Start EXERCISE MATERIALS

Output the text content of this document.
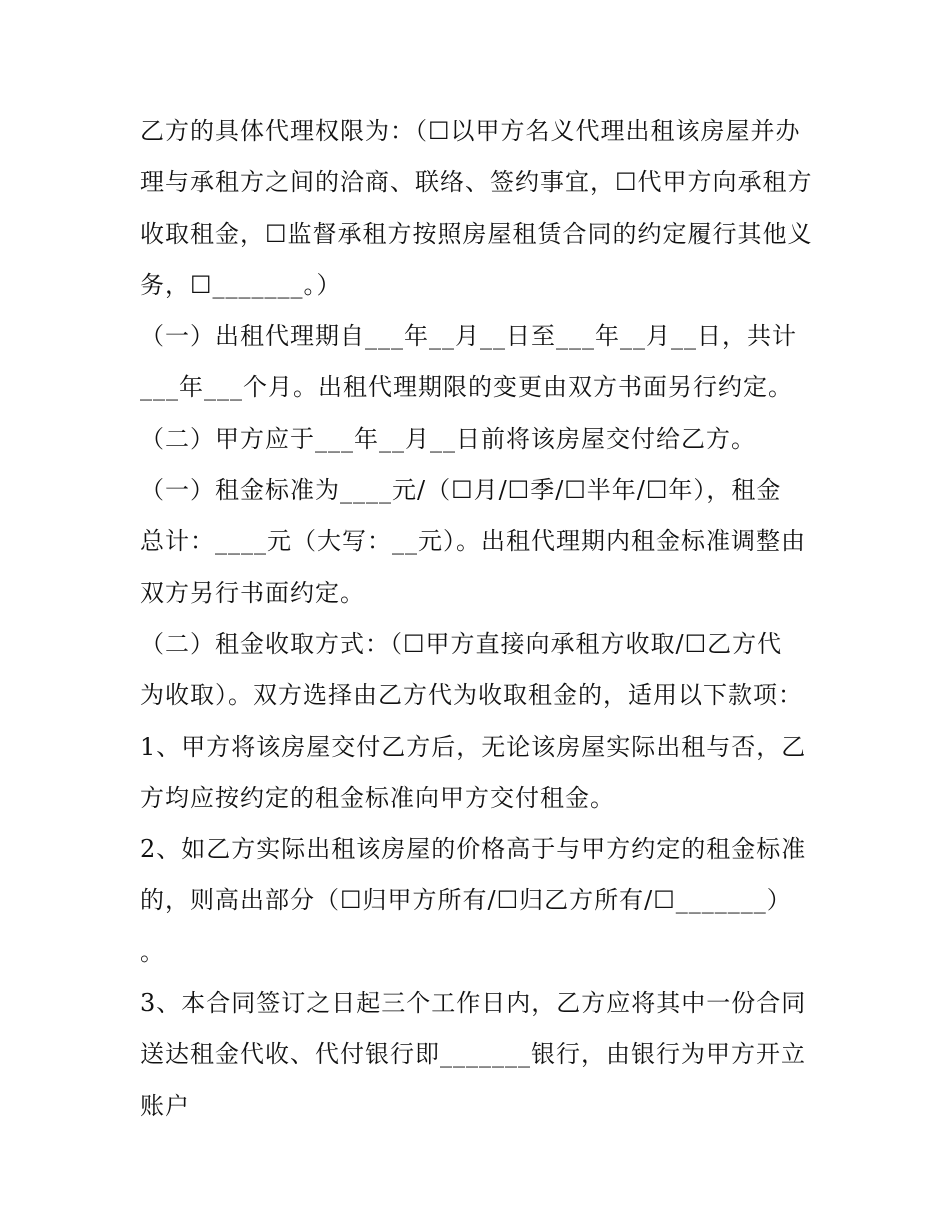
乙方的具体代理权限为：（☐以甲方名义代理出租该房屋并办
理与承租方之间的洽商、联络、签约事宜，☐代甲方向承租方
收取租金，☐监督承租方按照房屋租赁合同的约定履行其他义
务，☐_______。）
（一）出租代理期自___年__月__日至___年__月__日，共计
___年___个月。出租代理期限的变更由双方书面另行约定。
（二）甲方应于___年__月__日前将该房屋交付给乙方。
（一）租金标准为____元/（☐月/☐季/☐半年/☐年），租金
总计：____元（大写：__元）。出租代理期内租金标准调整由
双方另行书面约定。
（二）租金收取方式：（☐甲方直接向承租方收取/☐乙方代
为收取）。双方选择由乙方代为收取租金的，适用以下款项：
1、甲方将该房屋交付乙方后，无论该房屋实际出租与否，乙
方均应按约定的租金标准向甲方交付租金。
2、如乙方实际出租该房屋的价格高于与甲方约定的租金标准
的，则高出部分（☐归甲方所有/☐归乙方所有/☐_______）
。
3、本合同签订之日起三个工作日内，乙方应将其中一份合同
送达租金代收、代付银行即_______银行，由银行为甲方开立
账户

End EXERCISE MATERIALS
Start EXERCISE MATERIALS

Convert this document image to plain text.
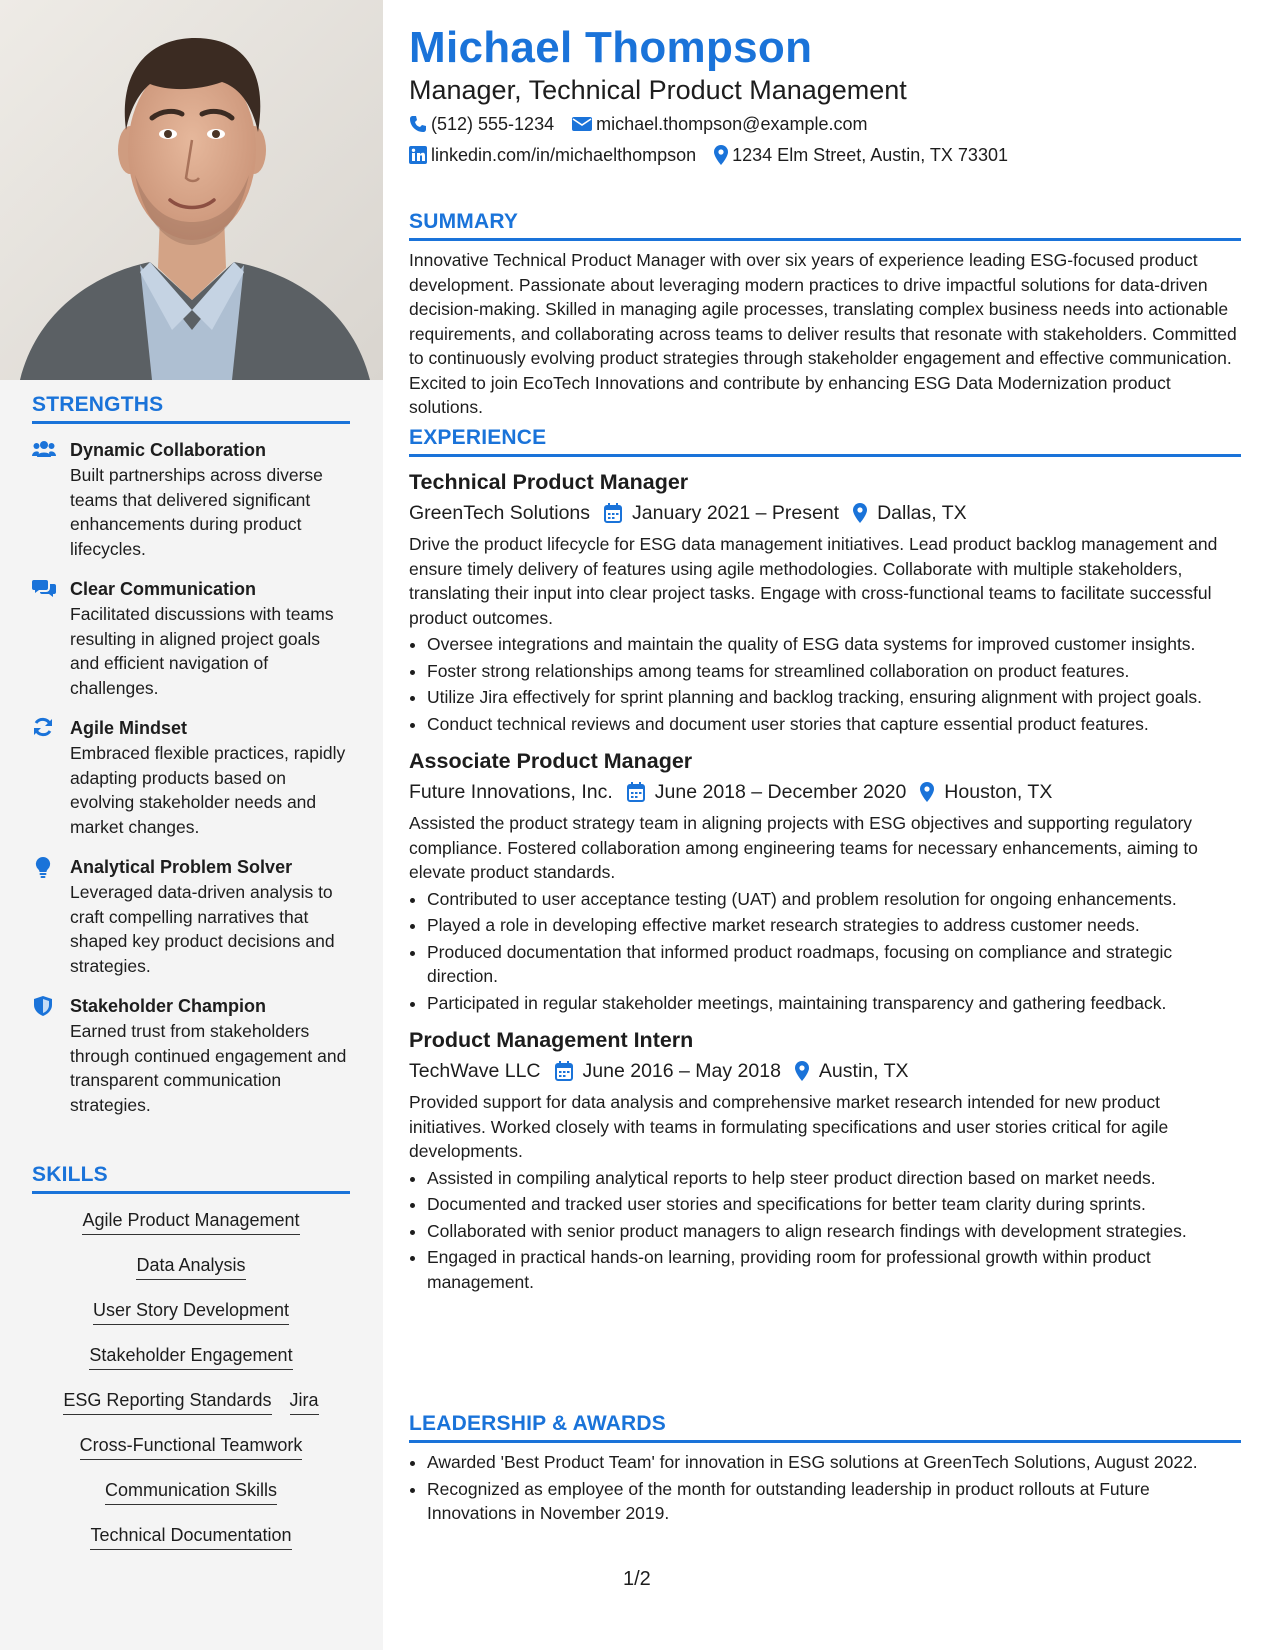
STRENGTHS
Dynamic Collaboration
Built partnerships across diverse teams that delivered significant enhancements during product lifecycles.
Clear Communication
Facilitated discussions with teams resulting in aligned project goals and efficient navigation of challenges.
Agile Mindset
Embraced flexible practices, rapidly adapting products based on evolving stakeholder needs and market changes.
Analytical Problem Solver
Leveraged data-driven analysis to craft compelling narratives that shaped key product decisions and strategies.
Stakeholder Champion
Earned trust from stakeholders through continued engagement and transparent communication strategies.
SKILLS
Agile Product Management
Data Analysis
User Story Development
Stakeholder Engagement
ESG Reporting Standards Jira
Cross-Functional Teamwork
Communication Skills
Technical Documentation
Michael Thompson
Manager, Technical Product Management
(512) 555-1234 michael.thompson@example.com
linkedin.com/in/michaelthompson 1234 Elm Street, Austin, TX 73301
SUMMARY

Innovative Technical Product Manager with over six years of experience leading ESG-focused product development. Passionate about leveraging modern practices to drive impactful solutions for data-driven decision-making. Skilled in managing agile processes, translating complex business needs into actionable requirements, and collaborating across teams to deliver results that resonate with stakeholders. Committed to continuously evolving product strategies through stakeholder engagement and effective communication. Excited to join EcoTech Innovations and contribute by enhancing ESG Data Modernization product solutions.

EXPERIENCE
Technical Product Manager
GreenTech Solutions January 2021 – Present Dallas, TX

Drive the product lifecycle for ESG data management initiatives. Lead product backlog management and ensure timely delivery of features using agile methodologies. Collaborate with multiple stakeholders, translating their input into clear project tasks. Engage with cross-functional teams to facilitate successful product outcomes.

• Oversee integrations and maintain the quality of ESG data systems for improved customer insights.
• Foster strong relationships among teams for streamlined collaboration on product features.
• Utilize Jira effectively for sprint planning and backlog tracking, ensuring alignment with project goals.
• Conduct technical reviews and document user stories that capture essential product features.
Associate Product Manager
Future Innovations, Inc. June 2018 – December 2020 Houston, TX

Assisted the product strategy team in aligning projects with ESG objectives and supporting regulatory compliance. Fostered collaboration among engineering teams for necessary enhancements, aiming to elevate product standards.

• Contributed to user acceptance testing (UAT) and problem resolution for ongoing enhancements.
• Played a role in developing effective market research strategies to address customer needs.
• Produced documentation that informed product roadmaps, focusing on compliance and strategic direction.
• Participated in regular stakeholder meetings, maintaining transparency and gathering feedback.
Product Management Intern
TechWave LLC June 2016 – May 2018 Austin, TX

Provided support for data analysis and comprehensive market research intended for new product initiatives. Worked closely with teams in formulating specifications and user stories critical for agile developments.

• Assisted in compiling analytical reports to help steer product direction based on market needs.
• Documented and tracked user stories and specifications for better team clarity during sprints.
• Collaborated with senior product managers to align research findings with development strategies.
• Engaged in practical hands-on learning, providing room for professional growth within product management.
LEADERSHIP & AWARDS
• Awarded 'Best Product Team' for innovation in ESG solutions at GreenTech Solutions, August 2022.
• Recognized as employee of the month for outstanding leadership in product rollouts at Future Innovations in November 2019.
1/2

End EXERCISE MATERIALS

YOUR GOAL: Within the data above, count the lines that contain the string "goals"; the reply is the number alone.

TASK ANSWER: 2